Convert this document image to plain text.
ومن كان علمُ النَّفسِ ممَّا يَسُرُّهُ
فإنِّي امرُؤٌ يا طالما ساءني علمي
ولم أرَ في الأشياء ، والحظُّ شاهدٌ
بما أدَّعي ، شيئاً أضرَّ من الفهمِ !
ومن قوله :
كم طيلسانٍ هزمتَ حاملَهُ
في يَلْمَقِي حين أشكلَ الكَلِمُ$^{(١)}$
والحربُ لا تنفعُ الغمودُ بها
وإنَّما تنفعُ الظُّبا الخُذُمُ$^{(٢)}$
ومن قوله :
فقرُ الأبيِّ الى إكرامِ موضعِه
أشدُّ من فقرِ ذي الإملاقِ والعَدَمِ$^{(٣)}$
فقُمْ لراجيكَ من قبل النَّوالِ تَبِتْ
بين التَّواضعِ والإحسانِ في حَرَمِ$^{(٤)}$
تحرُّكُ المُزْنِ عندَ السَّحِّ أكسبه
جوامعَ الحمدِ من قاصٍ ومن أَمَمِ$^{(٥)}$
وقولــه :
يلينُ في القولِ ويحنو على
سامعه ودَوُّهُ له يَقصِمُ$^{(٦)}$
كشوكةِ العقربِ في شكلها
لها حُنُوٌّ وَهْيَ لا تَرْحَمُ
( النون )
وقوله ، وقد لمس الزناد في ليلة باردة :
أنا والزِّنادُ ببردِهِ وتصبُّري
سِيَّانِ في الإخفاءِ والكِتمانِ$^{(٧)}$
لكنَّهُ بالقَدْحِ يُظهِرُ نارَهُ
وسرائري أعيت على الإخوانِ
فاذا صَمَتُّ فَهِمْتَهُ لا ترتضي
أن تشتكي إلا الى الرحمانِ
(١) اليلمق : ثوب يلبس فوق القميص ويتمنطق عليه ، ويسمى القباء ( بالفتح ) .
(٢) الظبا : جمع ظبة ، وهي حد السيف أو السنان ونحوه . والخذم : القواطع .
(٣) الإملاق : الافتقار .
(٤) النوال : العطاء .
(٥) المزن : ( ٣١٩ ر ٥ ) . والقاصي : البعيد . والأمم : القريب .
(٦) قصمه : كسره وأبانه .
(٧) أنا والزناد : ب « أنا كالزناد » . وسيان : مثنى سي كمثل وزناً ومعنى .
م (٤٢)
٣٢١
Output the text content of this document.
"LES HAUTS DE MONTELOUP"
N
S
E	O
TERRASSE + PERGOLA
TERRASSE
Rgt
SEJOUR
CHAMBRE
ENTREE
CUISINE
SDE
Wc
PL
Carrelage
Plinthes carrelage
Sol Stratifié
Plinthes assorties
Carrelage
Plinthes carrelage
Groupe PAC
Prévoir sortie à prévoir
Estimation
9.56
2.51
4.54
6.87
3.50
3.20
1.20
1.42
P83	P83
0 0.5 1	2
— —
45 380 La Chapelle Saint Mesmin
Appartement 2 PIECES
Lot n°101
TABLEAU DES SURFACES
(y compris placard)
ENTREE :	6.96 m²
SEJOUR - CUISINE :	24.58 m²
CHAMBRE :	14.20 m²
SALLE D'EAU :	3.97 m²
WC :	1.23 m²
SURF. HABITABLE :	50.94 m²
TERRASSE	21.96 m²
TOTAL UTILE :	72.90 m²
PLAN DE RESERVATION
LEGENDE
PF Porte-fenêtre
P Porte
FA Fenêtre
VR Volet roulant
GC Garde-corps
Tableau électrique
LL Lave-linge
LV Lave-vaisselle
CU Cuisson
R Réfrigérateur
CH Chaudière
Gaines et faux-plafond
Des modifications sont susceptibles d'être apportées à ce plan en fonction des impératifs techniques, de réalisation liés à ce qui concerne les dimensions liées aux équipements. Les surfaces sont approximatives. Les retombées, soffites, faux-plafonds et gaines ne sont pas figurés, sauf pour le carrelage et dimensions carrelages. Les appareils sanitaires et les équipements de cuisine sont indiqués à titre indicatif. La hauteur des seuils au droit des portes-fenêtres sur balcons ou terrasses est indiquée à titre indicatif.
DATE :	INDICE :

○ ○ ○ ○ ○ ○ ○

Goal — From the preceding material, extract every line exactly.

Solution for this exercise —
Convert this document image to plain text.
ومن كان علمُ النَّفسِ ممَّا يَسُرُّهُ
فإنِّي امرُؤٌ يا طالما ساءني علمي
ولم أرَ في الأشياء ، والحظُّ شاهدٌ
بما أدَّعي ، شيئاً أضرَّ من الفهمِ !
ومن قوله :
كم طيلسانٍ هزمتَ حاملَهُ
في يَلْمَقِي حين أشكلَ الكَلِمُ$^{(١)}$
والحربُ لا تنفعُ الغمودُ بها
وإنَّما تنفعُ الظُّبا الخُذُمُ$^{(٢)}$
ومن قوله :
فقرُ الأبيِّ الى إكرامِ موضعِه
أشدُّ من فقرِ ذي الإملاقِ والعَدَمِ$^{(٣)}$
فقُمْ لراجيكَ من قبل النَّوالِ تَبِتْ
بين التَّواضعِ والإحسانِ في حَرَمِ$^{(٤)}$
تحرُّكُ المُزْنِ عندَ السَّحِّ أكسبه
جوامعَ الحمدِ من قاصٍ ومن أَمَمِ$^{(٥)}$
وقولــه :
يلينُ في القولِ ويحنو على
سامعه ودَوُّهُ له يَقصِمُ$^{(٦)}$
كشوكةِ العقربِ في شكلها
لها حُنُوٌّ وَهْيَ لا تَرْحَمُ
( النون )
وقوله ، وقد لمس الزناد في ليلة باردة :
أنا والزِّنادُ ببردِهِ وتصبُّري
سِيَّانِ في الإخفاءِ والكِتمانِ$^{(٧)}$
لكنَّهُ بالقَدْحِ يُظهِرُ نارَهُ
وسرائري أعيت على الإخوانِ
فاذا صَمَتُّ فَهِمْتَهُ لا ترتضي
أن تشتكي إلا الى الرحمانِ
(١) اليلمق : ثوب يلبس فوق القميص ويتمنطق عليه ، ويسمى القباء ( بالفتح ) .
(٢) الظبا : جمع ظبة ، وهي حد السيف أو السنان ونحوه . والخذم : القواطع .
(٣) الإملاق : الافتقار .
(٤) النوال : العطاء .
(٥) المزن : ( ٣١٩ ر ٥ ) . والقاصي : البعيد . والأمم : القريب .
(٦) قصمه : كسره وأبانه .
(٧) أنا والزناد : ب « أنا كالزناد » . وسيان : مثنى سي كمثل وزناً ومعنى .
م (٤٢)
٣٢١
Output the text content of this document.
"LES HAUTS DE MONTELOUP"
N
S
E	O
TERRASSE + PERGOLA
TERRASSE
Rgt
SEJOUR
CHAMBRE
ENTREE
CUISINE
SDE
Wc
PL
Carrelage
Plinthes carrelage
Sol Stratifié
Plinthes assorties
Carrelage
Plinthes carrelage
Groupe PAC
Prévoir sortie à prévoir
Estimation
9.56
2.51
4.54
6.87
3.50
3.20
1.20
1.42
P83	P83
0 0.5 1	2
— —
45 380 La Chapelle Saint Mesmin
Appartement 2 PIECES
Lot n°101
TABLEAU DES SURFACES
(y compris placard)
ENTREE :	6.96 m²
SEJOUR - CUISINE :	24.58 m²
CHAMBRE :	14.20 m²
SALLE D'EAU :	3.97 m²
WC :	1.23 m²
SURF. HABITABLE :	50.94 m²
TERRASSE	21.96 m²
TOTAL UTILE :	72.90 m²
PLAN DE RESERVATION
LEGENDE
PF Porte-fenêtre
P Porte
FA Fenêtre
VR Volet roulant
GC Garde-corps
Tableau électrique
LL Lave-linge
LV Lave-vaisselle
CU Cuisson
R Réfrigérateur
CH Chaudière
Gaines et faux-plafond
Des modifications sont susceptibles d'être apportées à ce plan en fonction des impératifs techniques, de réalisation liés à ce qui concerne les dimensions liées aux équipements. Les surfaces sont approximatives. Les retombées, soffites, faux-plafonds et gaines ne sont pas figurés, sauf pour le carrelage et dimensions carrelages. Les appareils sanitaires et les équipements de cuisine sont indiqués à titre indicatif. La hauteur des seuils au droit des portes-fenêtres sur balcons ou terrasses est indiquée à titre indicatif.
DATE :	INDICE :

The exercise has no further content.